[PATCH 3/5] combine-diff: handle binary files as binary

[Date Prev][Date Next][Thread Prev][Thread Next][Date Index][Thread Index]

 



The combined diff code path is totally different from the
regular diff code path, and didn't handle binary files at
all. The results of a combined diff on a binary file could
range from annoying (since we spewed binary garbage,
possibly upsetting the user's terminal), to wrong (embedded
NULs caused us to show incorrect diffs, with lines truncated
at the NUL character), to potential security problems
(embedded NULs could interfere with "-z" output, possibly
defeating policy hooks which parse diff output).

Instead, we consider a combined diff to be binary if any of
the input blobs is binary. To show a binary combined diff,
we indicate "Binary blobs differ"; the "index" meta line
will show which parents had which blob.

● **Written request**: Continue the combine-diff patch description from its last sentence. The material is not needed for this.

● **Given data**:

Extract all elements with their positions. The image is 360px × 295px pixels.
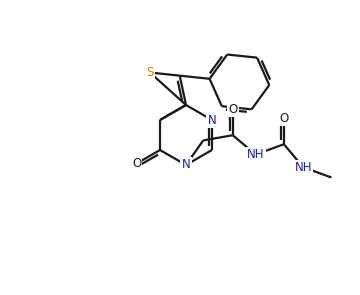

● **The output**:
Signed-off-by: Jeff King <peff@xxxxxxxx>
---
The big question here is what we want the output to look like. I chose
this:

  diff --combined foo
  index 7ea6ded,6197570..9563691
  Binary files differ

which contains all of the information we have: for file "foo" there were
two parents (at 7ea6ded and 6197570 respectively), and the resolution
was 9563691. If you want to see full sha1s, you can use --full-index.
This format maps very closely to the non-combined case, which looks
like:

  diff --git a/foo b/foo
  index 6197570..9563691 100644
  Binary files a/foo and b/foo differ

Two other obvious options for format would be:

  1. A combined diff of fake text, like:

     - Binary blob 7ea6ded
      -Binary blob 6197570
     ++Binary blob 9563691

    But this contains no additional information over the index line, and
    I worry that it will be less obvious to readers what is going on.

  2. The --raw format, which looks like:

     ::100644 100644 100644 7ea6ded... 6197570... 9563691... MM binary

     but again, there's really no extra information there (the modes
     are there, but in the case of changed modes, we already produce a
     separate mode line like "mode 100644,100755 100755". And I
     personally find it way less readable (it's more compact, which is
     good for actual --raw mode, but in patch mode we are already
     spending quite a few lines per file).

So I think what I have is succint, complete, and matches the
non-combined case as well as we can.

 combine-diff.c                  |   37 ++++++++++++-
 t/t4048-diff-combined-binary.sh |  113 +++++++++++++++++++++++++++++++++++++++
 2 files changed, 148 insertions(+), 2 deletions(-)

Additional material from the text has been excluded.